What the task asks: Each line that holds the word "Scale" counts once; give the total for the records below and nothing else.

Entries supplied:
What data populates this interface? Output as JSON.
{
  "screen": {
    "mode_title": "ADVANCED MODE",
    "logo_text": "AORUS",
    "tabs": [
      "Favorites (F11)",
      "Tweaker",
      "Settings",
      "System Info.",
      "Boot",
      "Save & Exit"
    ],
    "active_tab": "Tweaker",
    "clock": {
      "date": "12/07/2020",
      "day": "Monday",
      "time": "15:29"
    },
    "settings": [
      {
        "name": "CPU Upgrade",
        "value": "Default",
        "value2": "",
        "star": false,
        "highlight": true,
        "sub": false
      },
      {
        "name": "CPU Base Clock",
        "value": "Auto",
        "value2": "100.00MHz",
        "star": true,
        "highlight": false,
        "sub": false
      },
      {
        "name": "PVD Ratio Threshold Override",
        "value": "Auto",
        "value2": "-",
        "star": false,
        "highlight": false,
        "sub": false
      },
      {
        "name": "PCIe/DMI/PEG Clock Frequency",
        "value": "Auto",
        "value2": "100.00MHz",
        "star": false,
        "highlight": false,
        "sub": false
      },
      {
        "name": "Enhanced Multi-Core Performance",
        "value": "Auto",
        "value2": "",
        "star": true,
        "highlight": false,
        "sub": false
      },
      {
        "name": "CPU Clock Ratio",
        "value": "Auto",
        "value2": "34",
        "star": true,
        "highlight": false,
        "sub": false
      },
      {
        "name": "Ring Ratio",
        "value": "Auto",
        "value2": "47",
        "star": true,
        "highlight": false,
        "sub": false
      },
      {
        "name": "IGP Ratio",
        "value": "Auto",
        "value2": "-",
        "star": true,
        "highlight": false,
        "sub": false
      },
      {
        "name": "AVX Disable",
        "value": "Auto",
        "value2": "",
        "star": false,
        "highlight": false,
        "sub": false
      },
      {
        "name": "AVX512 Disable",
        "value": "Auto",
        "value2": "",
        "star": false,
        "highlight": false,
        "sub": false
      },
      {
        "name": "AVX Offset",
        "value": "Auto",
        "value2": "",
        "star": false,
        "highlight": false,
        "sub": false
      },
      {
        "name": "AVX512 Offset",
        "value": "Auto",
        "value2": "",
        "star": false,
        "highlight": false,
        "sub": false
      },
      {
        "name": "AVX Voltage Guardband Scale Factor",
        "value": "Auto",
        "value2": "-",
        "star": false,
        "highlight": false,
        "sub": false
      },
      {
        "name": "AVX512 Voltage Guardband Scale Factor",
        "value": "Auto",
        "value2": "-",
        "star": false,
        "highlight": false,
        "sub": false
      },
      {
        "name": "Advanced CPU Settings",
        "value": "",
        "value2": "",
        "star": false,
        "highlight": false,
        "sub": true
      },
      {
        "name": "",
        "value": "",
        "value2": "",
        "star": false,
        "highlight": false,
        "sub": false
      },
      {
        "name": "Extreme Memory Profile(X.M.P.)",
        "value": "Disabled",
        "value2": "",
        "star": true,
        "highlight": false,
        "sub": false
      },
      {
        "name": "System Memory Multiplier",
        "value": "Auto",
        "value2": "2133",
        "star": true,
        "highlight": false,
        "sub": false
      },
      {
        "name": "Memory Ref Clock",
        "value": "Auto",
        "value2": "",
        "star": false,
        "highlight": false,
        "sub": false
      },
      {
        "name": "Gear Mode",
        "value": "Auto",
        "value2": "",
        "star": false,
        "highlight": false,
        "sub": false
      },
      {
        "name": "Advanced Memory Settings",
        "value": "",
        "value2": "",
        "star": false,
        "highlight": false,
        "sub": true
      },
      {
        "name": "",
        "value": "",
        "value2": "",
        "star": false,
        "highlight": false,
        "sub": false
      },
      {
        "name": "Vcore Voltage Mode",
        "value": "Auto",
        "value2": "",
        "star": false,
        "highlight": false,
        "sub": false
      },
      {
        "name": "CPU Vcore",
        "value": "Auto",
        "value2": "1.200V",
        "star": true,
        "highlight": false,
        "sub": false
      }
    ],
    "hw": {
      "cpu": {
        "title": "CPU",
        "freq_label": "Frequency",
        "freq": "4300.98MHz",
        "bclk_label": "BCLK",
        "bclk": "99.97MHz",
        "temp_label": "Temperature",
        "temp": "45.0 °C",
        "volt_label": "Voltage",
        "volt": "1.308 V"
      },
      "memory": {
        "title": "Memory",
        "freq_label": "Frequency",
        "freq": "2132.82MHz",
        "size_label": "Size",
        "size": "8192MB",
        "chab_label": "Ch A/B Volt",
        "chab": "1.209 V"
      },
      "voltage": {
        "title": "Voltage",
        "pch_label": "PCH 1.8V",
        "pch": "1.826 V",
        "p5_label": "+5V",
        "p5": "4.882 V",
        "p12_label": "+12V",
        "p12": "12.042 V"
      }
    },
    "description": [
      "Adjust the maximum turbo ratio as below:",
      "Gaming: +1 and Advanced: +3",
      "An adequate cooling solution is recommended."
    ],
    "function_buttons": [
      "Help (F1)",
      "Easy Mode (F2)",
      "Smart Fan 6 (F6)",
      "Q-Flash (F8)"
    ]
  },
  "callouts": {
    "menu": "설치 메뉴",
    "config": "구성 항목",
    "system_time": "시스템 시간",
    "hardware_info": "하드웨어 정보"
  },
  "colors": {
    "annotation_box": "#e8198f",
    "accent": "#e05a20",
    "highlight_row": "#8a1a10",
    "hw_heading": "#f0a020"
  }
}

Solution below: 2